- _Assignment_
A verbatim transcript of the data that follows, free of images, is the expected result.
___ Recorded data
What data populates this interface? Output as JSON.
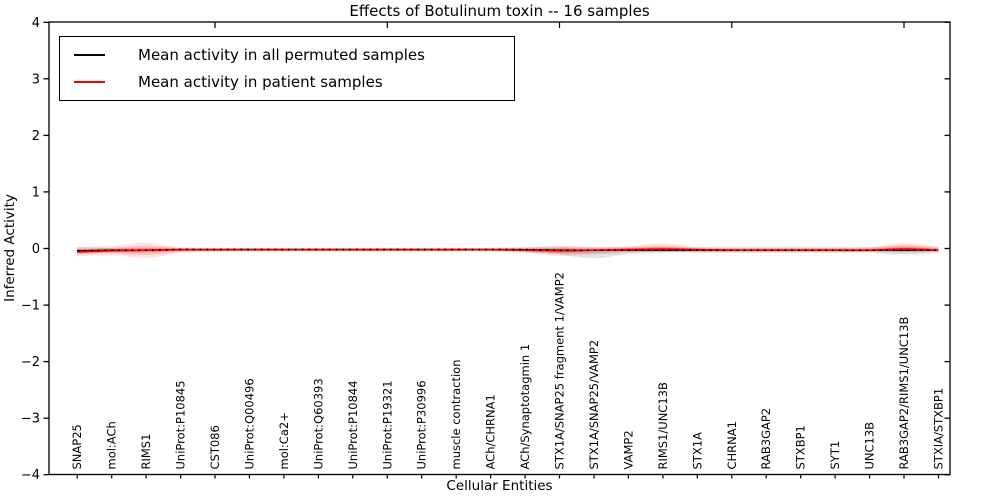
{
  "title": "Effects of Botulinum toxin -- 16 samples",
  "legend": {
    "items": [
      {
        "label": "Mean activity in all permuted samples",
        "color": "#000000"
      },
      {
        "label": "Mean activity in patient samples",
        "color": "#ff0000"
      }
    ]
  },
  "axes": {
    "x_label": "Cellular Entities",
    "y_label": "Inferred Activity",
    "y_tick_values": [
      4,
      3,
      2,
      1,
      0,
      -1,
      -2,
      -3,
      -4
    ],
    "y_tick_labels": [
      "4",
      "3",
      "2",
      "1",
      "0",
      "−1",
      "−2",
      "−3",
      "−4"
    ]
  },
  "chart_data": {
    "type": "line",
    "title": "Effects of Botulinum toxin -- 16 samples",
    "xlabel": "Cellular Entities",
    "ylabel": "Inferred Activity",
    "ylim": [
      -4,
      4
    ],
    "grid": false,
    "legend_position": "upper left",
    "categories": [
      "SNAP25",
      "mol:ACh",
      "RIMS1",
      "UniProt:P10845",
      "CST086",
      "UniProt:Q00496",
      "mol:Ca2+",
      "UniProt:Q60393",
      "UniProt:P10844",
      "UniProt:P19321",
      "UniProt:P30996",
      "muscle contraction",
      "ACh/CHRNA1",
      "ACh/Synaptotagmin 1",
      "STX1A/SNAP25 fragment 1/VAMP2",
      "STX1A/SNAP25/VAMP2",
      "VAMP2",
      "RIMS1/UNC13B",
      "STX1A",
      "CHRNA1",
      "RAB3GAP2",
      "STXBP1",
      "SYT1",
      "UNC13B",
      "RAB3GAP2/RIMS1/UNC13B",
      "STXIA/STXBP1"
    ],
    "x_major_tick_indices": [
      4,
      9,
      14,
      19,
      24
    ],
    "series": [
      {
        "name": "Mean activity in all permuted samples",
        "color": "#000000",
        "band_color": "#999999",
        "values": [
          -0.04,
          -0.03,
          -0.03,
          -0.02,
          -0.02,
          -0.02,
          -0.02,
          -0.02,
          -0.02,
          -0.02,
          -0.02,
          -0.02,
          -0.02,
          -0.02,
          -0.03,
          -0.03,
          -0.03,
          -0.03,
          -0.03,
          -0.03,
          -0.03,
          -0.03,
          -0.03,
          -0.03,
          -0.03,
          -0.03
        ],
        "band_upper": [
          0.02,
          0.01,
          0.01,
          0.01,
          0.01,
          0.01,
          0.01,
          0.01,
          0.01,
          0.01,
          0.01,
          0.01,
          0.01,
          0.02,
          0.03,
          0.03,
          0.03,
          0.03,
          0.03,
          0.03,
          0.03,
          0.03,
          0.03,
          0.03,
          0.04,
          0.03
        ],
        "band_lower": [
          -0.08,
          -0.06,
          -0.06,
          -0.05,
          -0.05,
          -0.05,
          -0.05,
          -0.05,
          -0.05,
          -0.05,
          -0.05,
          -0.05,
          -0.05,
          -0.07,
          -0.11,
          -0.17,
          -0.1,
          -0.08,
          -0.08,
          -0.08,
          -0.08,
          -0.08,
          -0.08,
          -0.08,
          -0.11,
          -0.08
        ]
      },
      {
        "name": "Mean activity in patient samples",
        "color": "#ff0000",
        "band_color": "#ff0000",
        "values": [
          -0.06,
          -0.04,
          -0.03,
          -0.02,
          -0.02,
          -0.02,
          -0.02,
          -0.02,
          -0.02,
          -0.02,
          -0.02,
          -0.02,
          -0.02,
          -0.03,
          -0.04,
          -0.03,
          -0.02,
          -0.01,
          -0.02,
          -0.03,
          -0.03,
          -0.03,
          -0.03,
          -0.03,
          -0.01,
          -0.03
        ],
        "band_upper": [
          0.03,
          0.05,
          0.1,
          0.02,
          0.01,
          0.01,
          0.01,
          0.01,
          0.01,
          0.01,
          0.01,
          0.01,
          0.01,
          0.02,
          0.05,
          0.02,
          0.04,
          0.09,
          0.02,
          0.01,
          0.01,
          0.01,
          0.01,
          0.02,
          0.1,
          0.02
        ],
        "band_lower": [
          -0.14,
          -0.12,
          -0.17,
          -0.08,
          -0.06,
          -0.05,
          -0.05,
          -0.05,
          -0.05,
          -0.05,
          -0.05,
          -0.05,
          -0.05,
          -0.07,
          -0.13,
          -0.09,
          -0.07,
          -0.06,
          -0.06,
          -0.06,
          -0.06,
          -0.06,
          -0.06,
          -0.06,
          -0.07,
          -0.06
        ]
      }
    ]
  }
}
______
- _Task result_
What data populates this interface? Output as JSON.
{
  "title": "Effects of Botulinum toxin -- 16 samples",
  "legend": {
    "items": [
      {
        "label": "Mean activity in all permuted samples",
        "color": "#000000"
      },
      {
        "label": "Mean activity in patient samples",
        "color": "#ff0000"
      }
    ]
  },
  "axes": {
    "x_label": "Cellular Entities",
    "y_label": "Inferred Activity",
    "y_tick_values": [
      4,
      3,
      2,
      1,
      0,
      -1,
      -2,
      -3,
      -4
    ],
    "y_tick_labels": [
      "4",
      "3",
      "2",
      "1",
      "0",
      "−1",
      "−2",
      "−3",
      "−4"
    ]
  },
  "chart_data": {
    "type": "line",
    "title": "Effects of Botulinum toxin -- 16 samples",
    "xlabel": "Cellular Entities",
    "ylabel": "Inferred Activity",
    "ylim": [
      -4,
      4
    ],
    "grid": false,
    "legend_position": "upper left",
    "categories": [
      "SNAP25",
      "mol:ACh",
      "RIMS1",
      "UniProt:P10845",
      "CST086",
      "UniProt:Q00496",
      "mol:Ca2+",
      "UniProt:Q60393",
      "UniProt:P10844",
      "UniProt:P19321",
      "UniProt:P30996",
      "muscle contraction",
      "ACh/CHRNA1",
      "ACh/Synaptotagmin 1",
      "STX1A/SNAP25 fragment 1/VAMP2",
      "STX1A/SNAP25/VAMP2",
      "VAMP2",
      "RIMS1/UNC13B",
      "STX1A",
      "CHRNA1",
      "RAB3GAP2",
      "STXBP1",
      "SYT1",
      "UNC13B",
      "RAB3GAP2/RIMS1/UNC13B",
      "STXIA/STXBP1"
    ],
    "x_major_tick_indices": [
      4,
      9,
      14,
      19,
      24
    ],
    "series": [
      {
        "name": "Mean activity in all permuted samples",
        "color": "#000000",
        "band_color": "#999999",
        "values": [
          -0.04,
          -0.03,
          -0.03,
          -0.02,
          -0.02,
          -0.02,
          -0.02,
          -0.02,
          -0.02,
          -0.02,
          -0.02,
          -0.02,
          -0.02,
          -0.02,
          -0.03,
          -0.03,
          -0.03,
          -0.03,
          -0.03,
          -0.03,
          -0.03,
          -0.03,
          -0.03,
          -0.03,
          -0.03,
          -0.03
        ],
        "band_upper": [
          0.02,
          0.01,
          0.01,
          0.01,
          0.01,
          0.01,
          0.01,
          0.01,
          0.01,
          0.01,
          0.01,
          0.01,
          0.01,
          0.02,
          0.03,
          0.03,
          0.03,
          0.03,
          0.03,
          0.03,
          0.03,
          0.03,
          0.03,
          0.03,
          0.04,
          0.03
        ],
        "band_lower": [
          -0.08,
          -0.06,
          -0.06,
          -0.05,
          -0.05,
          -0.05,
          -0.05,
          -0.05,
          -0.05,
          -0.05,
          -0.05,
          -0.05,
          -0.05,
          -0.07,
          -0.11,
          -0.17,
          -0.1,
          -0.08,
          -0.08,
          -0.08,
          -0.08,
          -0.08,
          -0.08,
          -0.08,
          -0.11,
          -0.08
        ]
      },
      {
        "name": "Mean activity in patient samples",
        "color": "#ff0000",
        "band_color": "#ff0000",
        "values": [
          -0.06,
          -0.04,
          -0.03,
          -0.02,
          -0.02,
          -0.02,
          -0.02,
          -0.02,
          -0.02,
          -0.02,
          -0.02,
          -0.02,
          -0.02,
          -0.03,
          -0.04,
          -0.03,
          -0.02,
          -0.01,
          -0.02,
          -0.03,
          -0.03,
          -0.03,
          -0.03,
          -0.03,
          -0.01,
          -0.03
        ],
        "band_upper": [
          0.03,
          0.05,
          0.1,
          0.02,
          0.01,
          0.01,
          0.01,
          0.01,
          0.01,
          0.01,
          0.01,
          0.01,
          0.01,
          0.02,
          0.05,
          0.02,
          0.04,
          0.09,
          0.02,
          0.01,
          0.01,
          0.01,
          0.01,
          0.02,
          0.1,
          0.02
        ],
        "band_lower": [
          -0.14,
          -0.12,
          -0.17,
          -0.08,
          -0.06,
          -0.05,
          -0.05,
          -0.05,
          -0.05,
          -0.05,
          -0.05,
          -0.05,
          -0.05,
          -0.07,
          -0.13,
          -0.09,
          -0.07,
          -0.06,
          -0.06,
          -0.06,
          -0.06,
          -0.06,
          -0.06,
          -0.06,
          -0.07,
          -0.06
        ]
      }
    ]
  }
}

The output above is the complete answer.